Rewrite the records, changing every "StanU" to "Next" and keeping everything else the same.
──────
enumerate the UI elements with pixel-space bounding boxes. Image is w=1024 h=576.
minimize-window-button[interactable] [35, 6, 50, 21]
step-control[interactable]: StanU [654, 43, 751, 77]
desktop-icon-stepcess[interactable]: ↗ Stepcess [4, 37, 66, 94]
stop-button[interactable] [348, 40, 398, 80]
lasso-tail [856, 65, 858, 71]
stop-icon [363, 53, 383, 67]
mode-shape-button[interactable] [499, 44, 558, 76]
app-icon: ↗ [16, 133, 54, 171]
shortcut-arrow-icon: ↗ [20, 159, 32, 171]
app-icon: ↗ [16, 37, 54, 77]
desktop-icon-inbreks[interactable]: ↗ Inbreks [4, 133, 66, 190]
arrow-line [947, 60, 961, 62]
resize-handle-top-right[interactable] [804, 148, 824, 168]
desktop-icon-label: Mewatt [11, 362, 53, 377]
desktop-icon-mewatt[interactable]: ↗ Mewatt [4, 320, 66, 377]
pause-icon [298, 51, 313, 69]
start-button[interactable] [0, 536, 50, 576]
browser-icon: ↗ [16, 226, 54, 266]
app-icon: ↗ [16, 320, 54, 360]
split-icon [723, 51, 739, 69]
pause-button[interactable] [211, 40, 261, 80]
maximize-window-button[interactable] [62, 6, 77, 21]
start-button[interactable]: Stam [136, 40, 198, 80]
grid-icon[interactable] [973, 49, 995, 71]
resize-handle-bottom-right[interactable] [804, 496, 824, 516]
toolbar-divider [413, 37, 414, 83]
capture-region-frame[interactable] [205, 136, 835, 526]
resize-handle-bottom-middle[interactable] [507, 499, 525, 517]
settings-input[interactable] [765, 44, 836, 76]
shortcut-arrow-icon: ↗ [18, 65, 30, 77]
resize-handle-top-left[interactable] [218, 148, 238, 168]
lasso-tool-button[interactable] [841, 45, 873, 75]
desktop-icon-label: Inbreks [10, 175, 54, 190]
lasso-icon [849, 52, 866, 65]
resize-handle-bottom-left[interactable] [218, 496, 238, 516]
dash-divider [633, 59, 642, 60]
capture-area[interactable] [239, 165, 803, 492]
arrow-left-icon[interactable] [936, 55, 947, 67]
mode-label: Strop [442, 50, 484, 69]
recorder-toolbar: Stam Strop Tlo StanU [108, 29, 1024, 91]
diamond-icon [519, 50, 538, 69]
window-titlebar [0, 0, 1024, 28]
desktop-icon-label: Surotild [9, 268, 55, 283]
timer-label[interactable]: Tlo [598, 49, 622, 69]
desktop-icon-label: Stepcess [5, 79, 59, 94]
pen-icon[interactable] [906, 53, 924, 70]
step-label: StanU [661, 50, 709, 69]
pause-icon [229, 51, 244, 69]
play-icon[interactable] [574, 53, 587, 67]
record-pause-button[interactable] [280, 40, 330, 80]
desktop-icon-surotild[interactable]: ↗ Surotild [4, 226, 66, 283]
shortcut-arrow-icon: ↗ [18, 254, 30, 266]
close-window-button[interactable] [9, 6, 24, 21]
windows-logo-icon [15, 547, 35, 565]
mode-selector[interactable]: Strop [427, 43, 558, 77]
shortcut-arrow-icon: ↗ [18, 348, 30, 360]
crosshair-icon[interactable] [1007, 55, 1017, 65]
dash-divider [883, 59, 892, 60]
──────
→ Output below
enumerate the UI elements with pixel-space bounding boxes. Image is w=1024 h=576.
minimize-window-button[interactable] [35, 6, 50, 21]
step-control[interactable]: Next [654, 43, 751, 77]
desktop-icon-stepcess[interactable]: ↗ Stepcess [4, 37, 66, 94]
stop-button[interactable] [348, 40, 398, 80]
lasso-tail [856, 65, 858, 71]
stop-icon [363, 53, 383, 67]
mode-shape-button[interactable] [499, 44, 558, 76]
app-icon: ↗ [16, 133, 54, 171]
shortcut-arrow-icon: ↗ [20, 159, 32, 171]
app-icon: ↗ [16, 37, 54, 77]
desktop-icon-inbreks[interactable]: ↗ Inbreks [4, 133, 66, 190]
arrow-line [947, 60, 961, 62]
resize-handle-top-right[interactable] [804, 148, 824, 168]
desktop-icon-label: Mewatt [11, 362, 53, 377]
desktop-icon-mewatt[interactable]: ↗ Mewatt [4, 320, 66, 377]
pause-icon [298, 51, 313, 69]
start-button[interactable] [0, 536, 50, 576]
browser-icon: ↗ [16, 226, 54, 266]
app-icon: ↗ [16, 320, 54, 360]
split-icon [723, 51, 739, 69]
pause-button[interactable] [211, 40, 261, 80]
maximize-window-button[interactable] [62, 6, 77, 21]
start-button[interactable]: Stam [136, 40, 198, 80]
grid-icon[interactable] [973, 49, 995, 71]
resize-handle-bottom-right[interactable] [804, 496, 824, 516]
toolbar-divider [413, 37, 414, 83]
capture-region-frame[interactable] [205, 136, 835, 526]
resize-handle-bottom-middle[interactable] [507, 499, 525, 517]
settings-input[interactable] [765, 44, 836, 76]
shortcut-arrow-icon: ↗ [18, 65, 30, 77]
resize-handle-top-left[interactable] [218, 148, 238, 168]
lasso-tool-button[interactable] [841, 45, 873, 75]
desktop-icon-label: Inbreks [10, 175, 54, 190]
lasso-icon [849, 52, 866, 65]
resize-handle-bottom-left[interactable] [218, 496, 238, 516]
dash-divider [633, 59, 642, 60]
capture-area[interactable] [239, 165, 803, 492]
arrow-left-icon[interactable] [936, 55, 947, 67]
mode-label: Strop [442, 50, 484, 69]
recorder-toolbar: Stam Strop Tlo Next [108, 29, 1024, 91]
diamond-icon [519, 50, 538, 69]
window-titlebar [0, 0, 1024, 28]
desktop-icon-label: Surotild [9, 268, 55, 283]
timer-label[interactable]: Tlo [598, 49, 622, 69]
desktop-icon-label: Stepcess [5, 79, 59, 94]
pen-icon[interactable] [906, 53, 924, 70]
step-label: Next [661, 50, 709, 69]
pause-icon [229, 51, 244, 69]
play-icon[interactable] [574, 53, 587, 67]
record-pause-button[interactable] [280, 40, 330, 80]
desktop-icon-surotild[interactable]: ↗ Surotild [4, 226, 66, 283]
shortcut-arrow-icon: ↗ [18, 254, 30, 266]
close-window-button[interactable] [9, 6, 24, 21]
windows-logo-icon [15, 547, 35, 565]
mode-selector[interactable]: Strop [427, 43, 558, 77]
shortcut-arrow-icon: ↗ [18, 348, 30, 360]
crosshair-icon[interactable] [1007, 55, 1017, 65]
dash-divider [883, 59, 892, 60]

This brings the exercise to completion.